§ YOUR OBJECTIVE: Copy out every line in which the string "Count" occurs.

§ INPUT DATA:

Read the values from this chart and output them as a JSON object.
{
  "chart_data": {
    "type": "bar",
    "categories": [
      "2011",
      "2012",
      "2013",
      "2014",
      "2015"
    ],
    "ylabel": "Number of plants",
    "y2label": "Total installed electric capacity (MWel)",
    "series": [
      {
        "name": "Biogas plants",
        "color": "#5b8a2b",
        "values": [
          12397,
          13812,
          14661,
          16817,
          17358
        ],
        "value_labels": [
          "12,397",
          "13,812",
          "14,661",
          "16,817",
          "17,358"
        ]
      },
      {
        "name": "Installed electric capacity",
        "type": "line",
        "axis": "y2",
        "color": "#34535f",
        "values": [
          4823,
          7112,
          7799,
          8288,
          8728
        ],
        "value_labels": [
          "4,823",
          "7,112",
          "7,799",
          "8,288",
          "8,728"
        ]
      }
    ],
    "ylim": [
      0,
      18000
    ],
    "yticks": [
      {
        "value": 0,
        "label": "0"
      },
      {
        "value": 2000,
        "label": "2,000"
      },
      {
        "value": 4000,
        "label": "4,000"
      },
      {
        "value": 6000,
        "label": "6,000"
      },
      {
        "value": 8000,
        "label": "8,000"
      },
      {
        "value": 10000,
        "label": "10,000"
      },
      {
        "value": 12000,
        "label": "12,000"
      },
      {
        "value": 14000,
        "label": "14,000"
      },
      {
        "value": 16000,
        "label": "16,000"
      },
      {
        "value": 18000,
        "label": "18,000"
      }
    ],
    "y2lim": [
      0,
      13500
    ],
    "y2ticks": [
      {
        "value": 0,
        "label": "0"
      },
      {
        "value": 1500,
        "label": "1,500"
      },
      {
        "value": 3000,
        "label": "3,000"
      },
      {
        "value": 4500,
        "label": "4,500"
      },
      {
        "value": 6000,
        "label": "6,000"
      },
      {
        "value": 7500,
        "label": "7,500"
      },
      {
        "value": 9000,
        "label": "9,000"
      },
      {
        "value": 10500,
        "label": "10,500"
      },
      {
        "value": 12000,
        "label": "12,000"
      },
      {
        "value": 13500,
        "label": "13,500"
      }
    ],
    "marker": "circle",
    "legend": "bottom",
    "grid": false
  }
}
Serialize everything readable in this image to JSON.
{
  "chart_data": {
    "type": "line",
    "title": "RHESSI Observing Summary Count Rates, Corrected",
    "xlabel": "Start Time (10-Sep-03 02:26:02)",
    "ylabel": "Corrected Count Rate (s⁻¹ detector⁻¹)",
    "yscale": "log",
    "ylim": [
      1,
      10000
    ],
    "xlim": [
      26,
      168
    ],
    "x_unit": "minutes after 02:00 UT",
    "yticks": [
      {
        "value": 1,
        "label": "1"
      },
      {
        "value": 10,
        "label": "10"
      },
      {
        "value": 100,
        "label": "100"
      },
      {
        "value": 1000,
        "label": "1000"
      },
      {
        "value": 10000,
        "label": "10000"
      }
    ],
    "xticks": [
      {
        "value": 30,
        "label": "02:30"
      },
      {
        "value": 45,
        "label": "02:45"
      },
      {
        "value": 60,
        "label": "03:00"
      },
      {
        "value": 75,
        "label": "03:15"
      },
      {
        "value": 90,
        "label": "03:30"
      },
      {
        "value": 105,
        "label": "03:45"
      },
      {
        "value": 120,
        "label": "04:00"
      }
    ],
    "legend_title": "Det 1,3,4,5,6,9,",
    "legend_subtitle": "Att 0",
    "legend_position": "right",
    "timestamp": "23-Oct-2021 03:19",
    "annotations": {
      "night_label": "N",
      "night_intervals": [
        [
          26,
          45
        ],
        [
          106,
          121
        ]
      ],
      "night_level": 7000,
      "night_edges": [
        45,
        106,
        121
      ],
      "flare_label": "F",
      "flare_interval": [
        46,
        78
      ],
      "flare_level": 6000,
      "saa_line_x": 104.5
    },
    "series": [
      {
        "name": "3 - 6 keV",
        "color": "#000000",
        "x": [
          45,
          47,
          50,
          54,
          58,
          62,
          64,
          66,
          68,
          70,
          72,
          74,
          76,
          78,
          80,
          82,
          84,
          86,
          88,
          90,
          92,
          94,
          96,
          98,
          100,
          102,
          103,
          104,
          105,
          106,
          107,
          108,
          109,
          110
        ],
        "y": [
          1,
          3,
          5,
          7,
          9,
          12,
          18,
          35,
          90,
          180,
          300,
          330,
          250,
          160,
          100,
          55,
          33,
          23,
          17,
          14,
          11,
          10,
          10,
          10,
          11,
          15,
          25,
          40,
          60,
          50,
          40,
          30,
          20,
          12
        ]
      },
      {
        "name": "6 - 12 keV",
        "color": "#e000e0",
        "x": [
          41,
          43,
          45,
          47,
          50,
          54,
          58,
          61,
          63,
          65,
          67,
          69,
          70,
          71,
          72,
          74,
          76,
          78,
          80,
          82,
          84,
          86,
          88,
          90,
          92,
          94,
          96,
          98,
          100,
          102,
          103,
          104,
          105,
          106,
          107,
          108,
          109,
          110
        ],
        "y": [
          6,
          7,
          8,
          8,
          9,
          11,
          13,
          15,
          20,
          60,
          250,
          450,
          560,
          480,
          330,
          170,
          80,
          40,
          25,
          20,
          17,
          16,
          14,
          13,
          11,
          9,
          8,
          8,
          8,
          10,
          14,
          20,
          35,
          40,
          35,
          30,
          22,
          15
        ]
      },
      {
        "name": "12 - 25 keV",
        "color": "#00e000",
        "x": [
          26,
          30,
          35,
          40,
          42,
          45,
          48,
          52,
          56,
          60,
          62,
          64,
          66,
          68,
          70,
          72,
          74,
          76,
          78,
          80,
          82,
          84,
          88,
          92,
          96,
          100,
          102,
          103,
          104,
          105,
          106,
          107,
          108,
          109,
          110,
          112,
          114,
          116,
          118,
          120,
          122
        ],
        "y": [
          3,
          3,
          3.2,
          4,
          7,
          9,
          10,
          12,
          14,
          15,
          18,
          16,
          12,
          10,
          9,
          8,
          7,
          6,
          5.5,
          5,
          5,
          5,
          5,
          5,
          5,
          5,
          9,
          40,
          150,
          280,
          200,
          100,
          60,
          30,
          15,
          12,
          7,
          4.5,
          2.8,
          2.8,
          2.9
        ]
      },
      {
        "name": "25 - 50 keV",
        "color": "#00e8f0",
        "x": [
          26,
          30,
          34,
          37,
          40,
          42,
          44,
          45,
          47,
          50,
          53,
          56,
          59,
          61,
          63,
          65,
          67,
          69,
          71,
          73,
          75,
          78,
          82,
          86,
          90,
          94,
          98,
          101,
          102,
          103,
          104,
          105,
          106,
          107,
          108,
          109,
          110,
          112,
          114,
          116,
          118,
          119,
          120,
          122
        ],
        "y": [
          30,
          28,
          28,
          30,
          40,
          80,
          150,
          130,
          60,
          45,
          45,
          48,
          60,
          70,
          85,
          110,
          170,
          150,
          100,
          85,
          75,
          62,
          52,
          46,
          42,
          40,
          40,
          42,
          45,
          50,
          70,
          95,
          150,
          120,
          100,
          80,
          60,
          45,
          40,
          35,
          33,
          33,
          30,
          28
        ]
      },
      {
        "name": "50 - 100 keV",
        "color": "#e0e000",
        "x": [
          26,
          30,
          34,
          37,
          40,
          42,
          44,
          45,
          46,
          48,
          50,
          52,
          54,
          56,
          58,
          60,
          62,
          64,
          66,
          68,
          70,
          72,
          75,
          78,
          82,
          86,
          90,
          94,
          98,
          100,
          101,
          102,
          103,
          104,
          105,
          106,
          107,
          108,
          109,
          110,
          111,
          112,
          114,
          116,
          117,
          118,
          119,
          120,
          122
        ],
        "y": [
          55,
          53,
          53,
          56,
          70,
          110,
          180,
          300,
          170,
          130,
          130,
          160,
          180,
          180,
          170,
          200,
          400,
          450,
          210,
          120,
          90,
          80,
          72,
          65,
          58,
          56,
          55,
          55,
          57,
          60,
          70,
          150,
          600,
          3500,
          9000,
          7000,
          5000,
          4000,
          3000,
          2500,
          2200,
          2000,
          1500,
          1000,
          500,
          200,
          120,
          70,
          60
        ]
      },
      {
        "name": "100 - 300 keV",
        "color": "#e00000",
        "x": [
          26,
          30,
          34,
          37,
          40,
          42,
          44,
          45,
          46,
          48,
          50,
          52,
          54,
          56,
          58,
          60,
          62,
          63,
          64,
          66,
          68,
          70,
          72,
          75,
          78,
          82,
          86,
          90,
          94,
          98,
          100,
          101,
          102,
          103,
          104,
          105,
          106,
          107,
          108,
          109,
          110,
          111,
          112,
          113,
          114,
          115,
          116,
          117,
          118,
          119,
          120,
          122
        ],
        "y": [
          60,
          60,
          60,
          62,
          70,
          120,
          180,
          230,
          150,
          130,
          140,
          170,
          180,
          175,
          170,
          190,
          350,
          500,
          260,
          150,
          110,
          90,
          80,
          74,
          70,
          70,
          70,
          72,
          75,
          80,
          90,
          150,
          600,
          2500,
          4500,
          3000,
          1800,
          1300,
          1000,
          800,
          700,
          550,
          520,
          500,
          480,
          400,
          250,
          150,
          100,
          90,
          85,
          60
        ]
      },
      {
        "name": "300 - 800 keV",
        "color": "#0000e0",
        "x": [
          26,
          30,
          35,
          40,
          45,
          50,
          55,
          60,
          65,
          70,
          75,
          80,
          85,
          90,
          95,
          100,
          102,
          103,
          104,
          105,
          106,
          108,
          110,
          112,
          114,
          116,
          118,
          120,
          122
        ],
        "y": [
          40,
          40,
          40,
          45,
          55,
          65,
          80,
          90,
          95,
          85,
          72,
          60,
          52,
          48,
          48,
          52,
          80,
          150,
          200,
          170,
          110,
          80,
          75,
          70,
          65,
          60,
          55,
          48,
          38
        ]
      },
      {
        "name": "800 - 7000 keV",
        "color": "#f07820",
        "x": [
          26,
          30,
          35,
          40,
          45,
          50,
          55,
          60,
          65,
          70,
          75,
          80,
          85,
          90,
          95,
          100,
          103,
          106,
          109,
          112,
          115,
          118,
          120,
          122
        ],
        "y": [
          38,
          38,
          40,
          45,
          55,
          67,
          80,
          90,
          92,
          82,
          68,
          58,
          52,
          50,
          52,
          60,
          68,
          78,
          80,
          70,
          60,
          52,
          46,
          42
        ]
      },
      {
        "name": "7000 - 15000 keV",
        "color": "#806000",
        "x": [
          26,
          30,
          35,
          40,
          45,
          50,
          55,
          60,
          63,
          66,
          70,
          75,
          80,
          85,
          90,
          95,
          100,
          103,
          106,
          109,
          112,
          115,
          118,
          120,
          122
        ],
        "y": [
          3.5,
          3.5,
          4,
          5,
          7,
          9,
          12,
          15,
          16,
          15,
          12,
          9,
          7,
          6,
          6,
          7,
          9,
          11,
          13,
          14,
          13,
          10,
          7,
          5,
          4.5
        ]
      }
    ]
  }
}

§ WRITTEN REPLY:
    "title": "RHESSI Observing Summary Count Rates, Corrected",
    "ylabel": "Corrected Count Rate (s⁻¹ detector⁻¹)",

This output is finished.